Record extracts:
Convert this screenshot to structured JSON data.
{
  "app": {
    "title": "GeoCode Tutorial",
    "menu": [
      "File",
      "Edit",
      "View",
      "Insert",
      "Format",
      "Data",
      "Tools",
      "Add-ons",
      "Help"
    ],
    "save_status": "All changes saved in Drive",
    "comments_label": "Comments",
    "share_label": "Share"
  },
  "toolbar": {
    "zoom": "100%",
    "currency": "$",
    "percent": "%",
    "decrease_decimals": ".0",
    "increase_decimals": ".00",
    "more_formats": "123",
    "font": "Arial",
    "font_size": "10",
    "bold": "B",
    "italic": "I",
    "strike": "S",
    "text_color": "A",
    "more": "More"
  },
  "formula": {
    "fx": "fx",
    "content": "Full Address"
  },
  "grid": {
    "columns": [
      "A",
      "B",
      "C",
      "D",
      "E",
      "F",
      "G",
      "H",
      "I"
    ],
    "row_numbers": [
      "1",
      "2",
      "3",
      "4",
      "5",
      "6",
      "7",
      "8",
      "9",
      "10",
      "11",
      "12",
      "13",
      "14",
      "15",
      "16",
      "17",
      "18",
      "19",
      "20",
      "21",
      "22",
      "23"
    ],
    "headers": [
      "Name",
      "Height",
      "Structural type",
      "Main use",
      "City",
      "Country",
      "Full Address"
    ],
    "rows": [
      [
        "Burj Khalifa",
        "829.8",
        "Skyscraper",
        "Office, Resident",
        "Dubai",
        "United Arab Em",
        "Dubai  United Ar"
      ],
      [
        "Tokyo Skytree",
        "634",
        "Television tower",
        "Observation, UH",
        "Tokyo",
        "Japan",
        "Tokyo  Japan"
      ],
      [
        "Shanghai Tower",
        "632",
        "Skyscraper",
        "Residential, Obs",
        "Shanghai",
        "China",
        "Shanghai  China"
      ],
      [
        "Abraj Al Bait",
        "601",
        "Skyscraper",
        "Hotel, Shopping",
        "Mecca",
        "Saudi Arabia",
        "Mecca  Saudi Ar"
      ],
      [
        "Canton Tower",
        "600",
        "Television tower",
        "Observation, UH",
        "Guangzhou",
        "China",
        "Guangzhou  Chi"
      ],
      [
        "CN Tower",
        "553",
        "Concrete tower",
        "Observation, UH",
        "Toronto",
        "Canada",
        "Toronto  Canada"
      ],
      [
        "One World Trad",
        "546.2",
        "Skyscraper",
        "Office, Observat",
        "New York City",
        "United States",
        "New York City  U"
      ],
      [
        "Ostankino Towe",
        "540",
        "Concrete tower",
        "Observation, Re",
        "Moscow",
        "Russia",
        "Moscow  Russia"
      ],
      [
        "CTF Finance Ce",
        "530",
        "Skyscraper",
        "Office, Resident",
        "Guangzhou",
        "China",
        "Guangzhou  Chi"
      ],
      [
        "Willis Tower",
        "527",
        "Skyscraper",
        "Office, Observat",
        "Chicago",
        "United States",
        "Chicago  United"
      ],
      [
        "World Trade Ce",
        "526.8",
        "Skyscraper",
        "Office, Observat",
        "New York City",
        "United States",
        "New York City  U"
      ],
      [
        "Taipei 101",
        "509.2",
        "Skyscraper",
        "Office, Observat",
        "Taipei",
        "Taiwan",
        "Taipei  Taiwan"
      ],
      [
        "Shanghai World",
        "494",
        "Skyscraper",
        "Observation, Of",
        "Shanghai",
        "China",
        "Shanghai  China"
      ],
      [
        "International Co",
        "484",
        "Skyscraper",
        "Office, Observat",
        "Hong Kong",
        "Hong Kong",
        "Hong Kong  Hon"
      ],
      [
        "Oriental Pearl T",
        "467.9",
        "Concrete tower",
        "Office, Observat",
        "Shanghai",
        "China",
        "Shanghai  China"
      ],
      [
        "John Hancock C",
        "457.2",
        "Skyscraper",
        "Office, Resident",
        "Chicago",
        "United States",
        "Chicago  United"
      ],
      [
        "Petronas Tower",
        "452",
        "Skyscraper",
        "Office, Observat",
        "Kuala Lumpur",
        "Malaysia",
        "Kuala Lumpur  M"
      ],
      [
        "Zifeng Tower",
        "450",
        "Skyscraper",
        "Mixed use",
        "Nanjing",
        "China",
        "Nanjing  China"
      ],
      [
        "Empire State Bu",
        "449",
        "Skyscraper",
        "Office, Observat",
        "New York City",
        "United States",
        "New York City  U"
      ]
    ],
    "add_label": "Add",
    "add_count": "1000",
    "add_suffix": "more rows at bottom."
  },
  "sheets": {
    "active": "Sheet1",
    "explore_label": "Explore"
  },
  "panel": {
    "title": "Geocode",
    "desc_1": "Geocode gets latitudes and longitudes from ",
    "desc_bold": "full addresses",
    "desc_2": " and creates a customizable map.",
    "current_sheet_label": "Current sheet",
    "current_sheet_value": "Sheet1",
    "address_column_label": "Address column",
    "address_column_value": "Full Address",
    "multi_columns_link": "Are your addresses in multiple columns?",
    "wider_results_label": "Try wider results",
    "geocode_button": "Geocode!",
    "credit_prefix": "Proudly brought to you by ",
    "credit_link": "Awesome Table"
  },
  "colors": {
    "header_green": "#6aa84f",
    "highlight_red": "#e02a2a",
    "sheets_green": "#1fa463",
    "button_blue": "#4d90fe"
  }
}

To do: Write the whole listing out again. Keep every line exactly as it is.

Result:
Convert this screenshot to structured JSON data.
{
  "app": {
    "title": "GeoCode Tutorial",
    "menu": [
      "File",
      "Edit",
      "View",
      "Insert",
      "Format",
      "Data",
      "Tools",
      "Add-ons",
      "Help"
    ],
    "save_status": "All changes saved in Drive",
    "comments_label": "Comments",
    "share_label": "Share"
  },
  "toolbar": {
    "zoom": "100%",
    "currency": "$",
    "percent": "%",
    "decrease_decimals": ".0",
    "increase_decimals": ".00",
    "more_formats": "123",
    "font": "Arial",
    "font_size": "10",
    "bold": "B",
    "italic": "I",
    "strike": "S",
    "text_color": "A",
    "more": "More"
  },
  "formula": {
    "fx": "fx",
    "content": "Full Address"
  },
  "grid": {
    "columns": [
      "A",
      "B",
      "C",
      "D",
      "E",
      "F",
      "G",
      "H",
      "I"
    ],
    "row_numbers": [
      "1",
      "2",
      "3",
      "4",
      "5",
      "6",
      "7",
      "8",
      "9",
      "10",
      "11",
      "12",
      "13",
      "14",
      "15",
      "16",
      "17",
      "18",
      "19",
      "20",
      "21",
      "22",
      "23"
    ],
    "headers": [
      "Name",
      "Height",
      "Structural type",
      "Main use",
      "City",
      "Country",
      "Full Address"
    ],
    "rows": [
      [
        "Burj Khalifa",
        "829.8",
        "Skyscraper",
        "Office, Resident",
        "Dubai",
        "United Arab Em",
        "Dubai  United Ar"
      ],
      [
        "Tokyo Skytree",
        "634",
        "Television tower",
        "Observation, UH",
        "Tokyo",
        "Japan",
        "Tokyo  Japan"
      ],
      [
        "Shanghai Tower",
        "632",
        "Skyscraper",
        "Residential, Obs",
        "Shanghai",
        "China",
        "Shanghai  China"
      ],
      [
        "Abraj Al Bait",
        "601",
        "Skyscraper",
        "Hotel, Shopping",
        "Mecca",
        "Saudi Arabia",
        "Mecca  Saudi Ar"
      ],
      [
        "Canton Tower",
        "600",
        "Television tower",
        "Observation, UH",
        "Guangzhou",
        "China",
        "Guangzhou  Chi"
      ],
      [
        "CN Tower",
        "553",
        "Concrete tower",
        "Observation, UH",
        "Toronto",
        "Canada",
        "Toronto  Canada"
      ],
      [
        "One World Trad",
        "546.2",
        "Skyscraper",
        "Office, Observat",
        "New York City",
        "United States",
        "New York City  U"
      ],
      [
        "Ostankino Towe",
        "540",
        "Concrete tower",
        "Observation, Re",
        "Moscow",
        "Russia",
        "Moscow  Russia"
      ],
      [
        "CTF Finance Ce",
        "530",
        "Skyscraper",
        "Office, Resident",
        "Guangzhou",
        "China",
        "Guangzhou  Chi"
      ],
      [
        "Willis Tower",
        "527",
        "Skyscraper",
        "Office, Observat",
        "Chicago",
        "United States",
        "Chicago  United"
      ],
      [
        "World Trade Ce",
        "526.8",
        "Skyscraper",
        "Office, Observat",
        "New York City",
        "United States",
        "New York City  U"
      ],
      [
        "Taipei 101",
        "509.2",
        "Skyscraper",
        "Office, Observat",
        "Taipei",
        "Taiwan",
        "Taipei  Taiwan"
      ],
      [
        "Shanghai World",
        "494",
        "Skyscraper",
        "Observation, Of",
        "Shanghai",
        "China",
        "Shanghai  China"
      ],
      [
        "International Co",
        "484",
        "Skyscraper",
        "Office, Observat",
        "Hong Kong",
        "Hong Kong",
        "Hong Kong  Hon"
      ],
      [
        "Oriental Pearl T",
        "467.9",
        "Concrete tower",
        "Office, Observat",
        "Shanghai",
        "China",
        "Shanghai  China"
      ],
      [
        "John Hancock C",
        "457.2",
        "Skyscraper",
        "Office, Resident",
        "Chicago",
        "United States",
        "Chicago  United"
      ],
      [
        "Petronas Tower",
        "452",
        "Skyscraper",
        "Office, Observat",
        "Kuala Lumpur",
        "Malaysia",
        "Kuala Lumpur  M"
      ],
      [
        "Zifeng Tower",
        "450",
        "Skyscraper",
        "Mixed use",
        "Nanjing",
        "China",
        "Nanjing  China"
      ],
      [
        "Empire State Bu",
        "449",
        "Skyscraper",
        "Office, Observat",
        "New York City",
        "United States",
        "New York City  U"
      ]
    ],
    "add_label": "Add",
    "add_count": "1000",
    "add_suffix": "more rows at bottom."
  },
  "sheets": {
    "active": "Sheet1",
    "explore_label": "Explore"
  },
  "panel": {
    "title": "Geocode",
    "desc_1": "Geocode gets latitudes and longitudes from ",
    "desc_bold": "full addresses",
    "desc_2": " and creates a customizable map.",
    "current_sheet_label": "Current sheet",
    "current_sheet_value": "Sheet1",
    "address_column_label": "Address column",
    "address_column_value": "Full Address",
    "multi_columns_link": "Are your addresses in multiple columns?",
    "wider_results_label": "Try wider results",
    "geocode_button": "Geocode!",
    "credit_prefix": "Proudly brought to you by ",
    "credit_link": "Awesome Table"
  },
  "colors": {
    "header_green": "#6aa84f",
    "highlight_red": "#e02a2a",
    "sheets_green": "#1fa463",
    "button_blue": "#4d90fe"
  }
}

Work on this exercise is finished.